| Problem to work on |
Every entry must be repeated exactly. Exclude all pictures.

| Excerpted records |
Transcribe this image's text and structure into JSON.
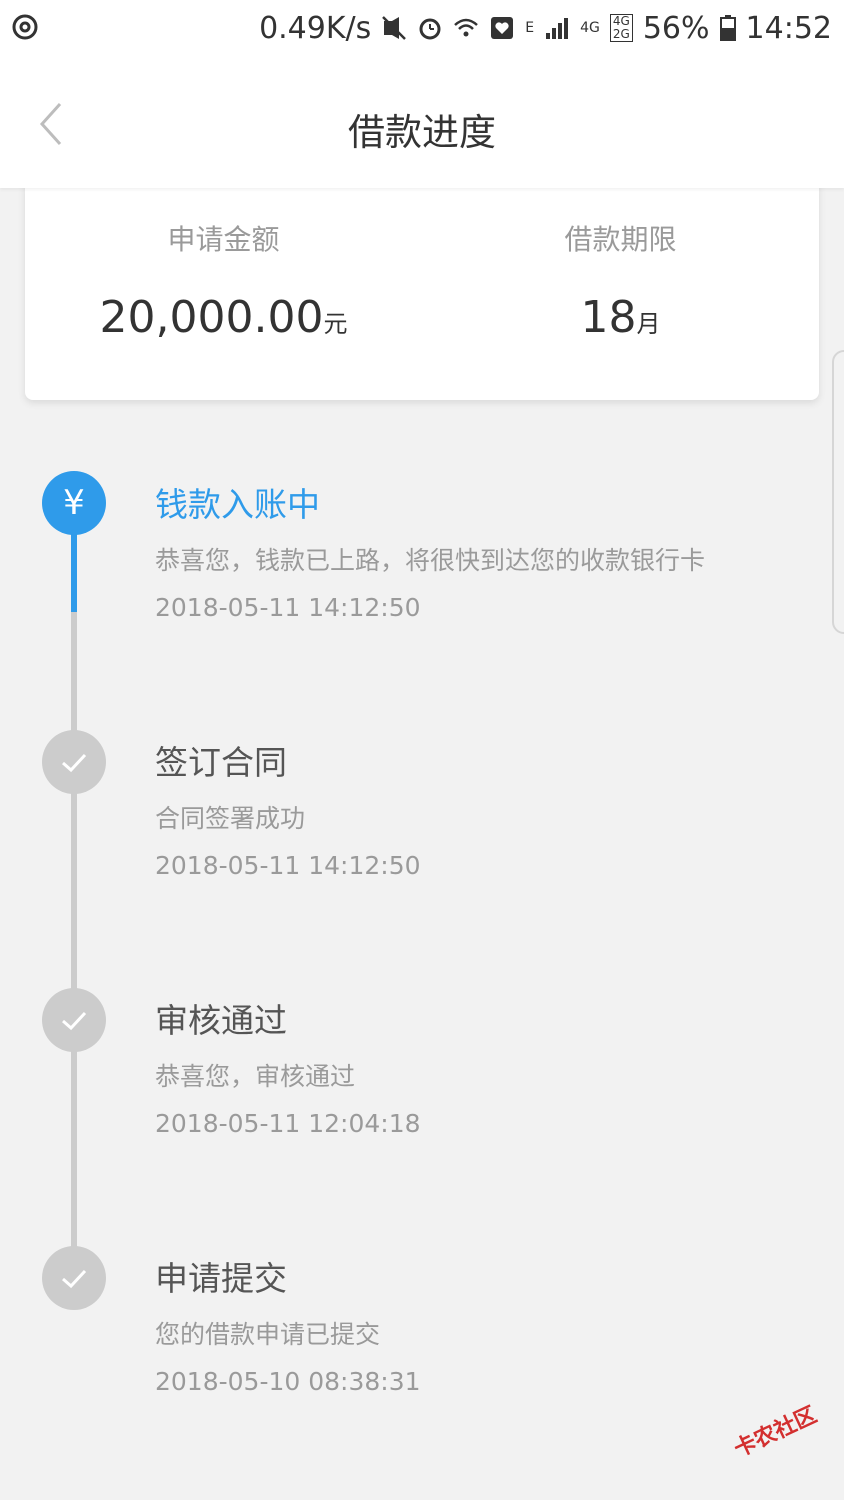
{
  "status_bar": {
    "net_speed": "0.49K/s",
    "network_e": "E",
    "network_4g": "4G",
    "dual_top": "4G",
    "dual_bottom": "2G",
    "battery": "56%",
    "time": "14:52"
  },
  "nav": {
    "title": "借款进度",
    "back_icon": "chevron-left-icon"
  },
  "summary": {
    "amount_label": "申请金额",
    "amount_value": "20,000.00",
    "amount_unit": "元",
    "term_label": "借款期限",
    "term_value": "18",
    "term_unit": "月"
  },
  "timeline": [
    {
      "title": "钱款入账中",
      "desc": "恭喜您，钱款已上路，将很快到达您的收款银行卡",
      "time": "2018-05-11 14:12:50",
      "icon": "yen-icon",
      "icon_text": "¥",
      "active": true
    },
    {
      "title": "签订合同",
      "desc": "合同签署成功",
      "time": "2018-05-11 14:12:50",
      "icon": "check-icon",
      "active": false
    },
    {
      "title": "审核通过",
      "desc": "恭喜您，审核通过",
      "time": "2018-05-11 12:04:18",
      "icon": "check-icon",
      "active": false
    },
    {
      "title": "申请提交",
      "desc": "您的借款申请已提交",
      "time": "2018-05-10 08:38:31",
      "icon": "check-icon",
      "active": false
    }
  ],
  "colors": {
    "accent": "#2f9bea",
    "inactive": "#cccccc",
    "background": "#f2f2f2"
  },
  "watermark": {
    "text": "卡农社区"
  }
}
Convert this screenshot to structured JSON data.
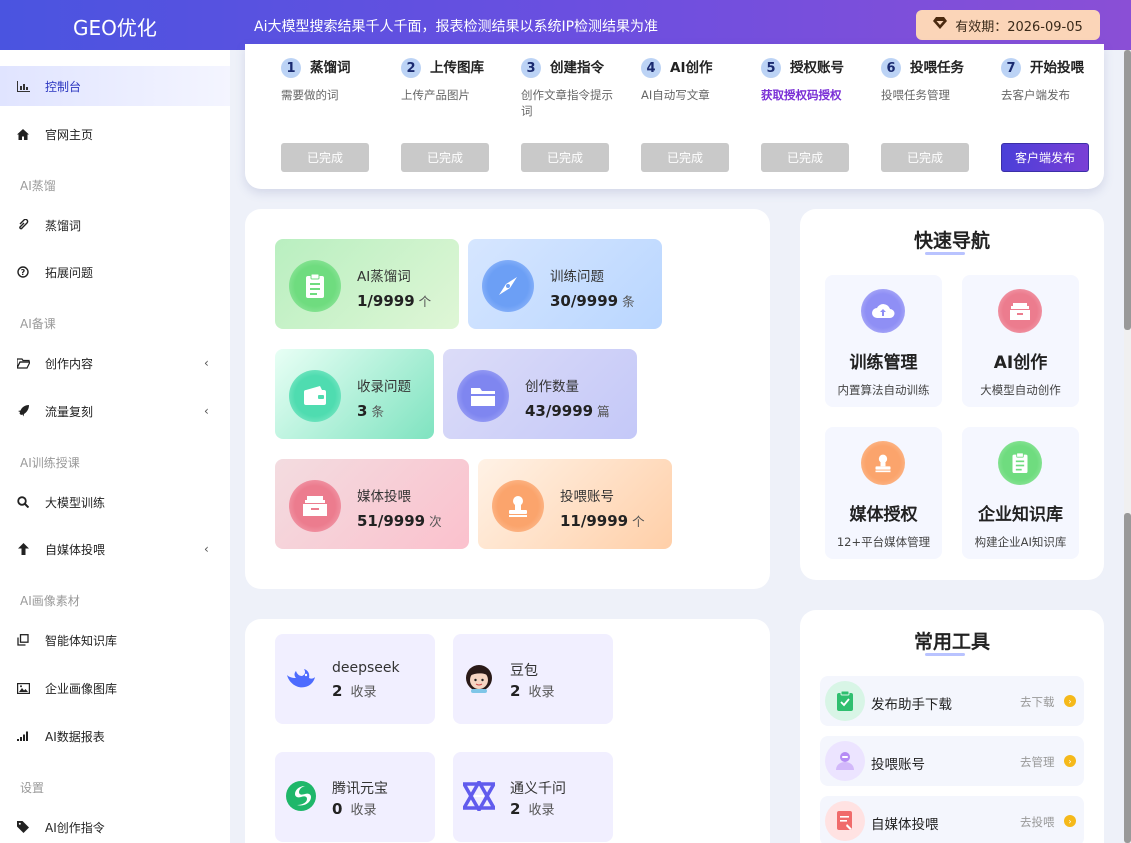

| Task output |
Transcribe this image's text and structure into JSON.
{
  "status_bar": {
    "net_speed": "0.49K/s",
    "network_e": "E",
    "network_4g": "4G",
    "dual_top": "4G",
    "dual_bottom": "2G",
    "battery": "56%",
    "time": "14:52"
  },
  "nav": {
    "title": "借款进度",
    "back_icon": "chevron-left-icon"
  },
  "summary": {
    "amount_label": "申请金额",
    "amount_value": "20,000.00",
    "amount_unit": "元",
    "term_label": "借款期限",
    "term_value": "18",
    "term_unit": "月"
  },
  "timeline": [
    {
      "title": "钱款入账中",
      "desc": "恭喜您，钱款已上路，将很快到达您的收款银行卡",
      "time": "2018-05-11 14:12:50",
      "icon": "yen-icon",
      "icon_text": "¥",
      "active": true
    },
    {
      "title": "签订合同",
      "desc": "合同签署成功",
      "time": "2018-05-11 14:12:50",
      "icon": "check-icon",
      "active": false
    },
    {
      "title": "审核通过",
      "desc": "恭喜您，审核通过",
      "time": "2018-05-11 12:04:18",
      "icon": "check-icon",
      "active": false
    },
    {
      "title": "申请提交",
      "desc": "您的借款申请已提交",
      "time": "2018-05-10 08:38:31",
      "icon": "check-icon",
      "active": false
    }
  ],
  "colors": {
    "accent": "#2f9bea",
    "inactive": "#cccccc",
    "background": "#f2f2f2"
  },
  "watermark": {
    "text": "卡农社区"
  }
}
Convert this screenshot to structured JSON data.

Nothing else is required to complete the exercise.